> JOB
Repeat the data below exactly, dropping any pictures it holds.
_ _ _ _
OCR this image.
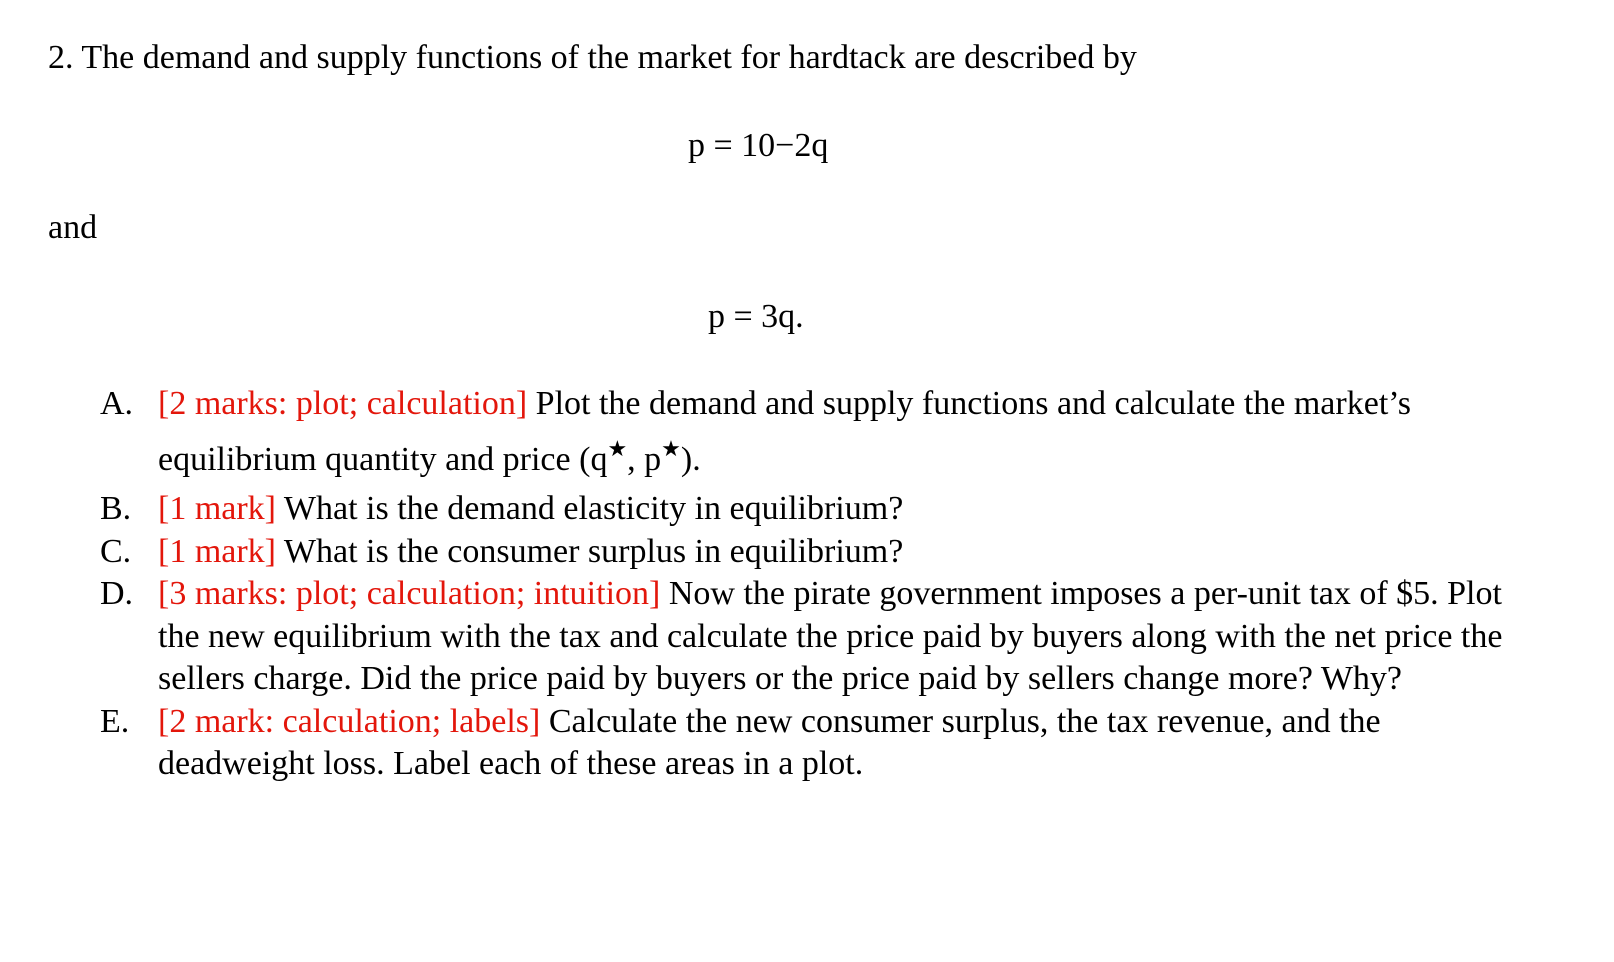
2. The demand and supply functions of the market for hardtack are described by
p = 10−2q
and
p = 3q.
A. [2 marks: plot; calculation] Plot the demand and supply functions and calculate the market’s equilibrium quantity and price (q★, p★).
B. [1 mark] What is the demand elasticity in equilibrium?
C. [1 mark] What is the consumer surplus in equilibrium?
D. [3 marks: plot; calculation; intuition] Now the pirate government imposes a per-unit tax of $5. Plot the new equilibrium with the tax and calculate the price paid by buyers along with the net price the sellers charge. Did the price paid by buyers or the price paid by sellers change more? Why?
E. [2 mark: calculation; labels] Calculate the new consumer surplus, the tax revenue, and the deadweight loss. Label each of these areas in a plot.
_ _ _ _
> TASK RESULT
OCR this image.
2. The demand and supply functions of the market for hardtack are described by
p = 10−2q
and
p = 3q.
A. [2 marks: plot; calculation] Plot the demand and supply functions and calculate the market’s equilibrium quantity and price (q★, p★).
B. [1 mark] What is the demand elasticity in equilibrium?
C. [1 mark] What is the consumer surplus in equilibrium?
D. [3 marks: plot; calculation; intuition] Now the pirate government imposes a per-unit tax of $5. Plot the new equilibrium with the tax and calculate the price paid by buyers along with the net price the sellers charge. Did the price paid by buyers or the price paid by sellers change more? Why?
E. [2 mark: calculation; labels] Calculate the new consumer surplus, the tax revenue, and the deadweight loss. Label each of these areas in a plot.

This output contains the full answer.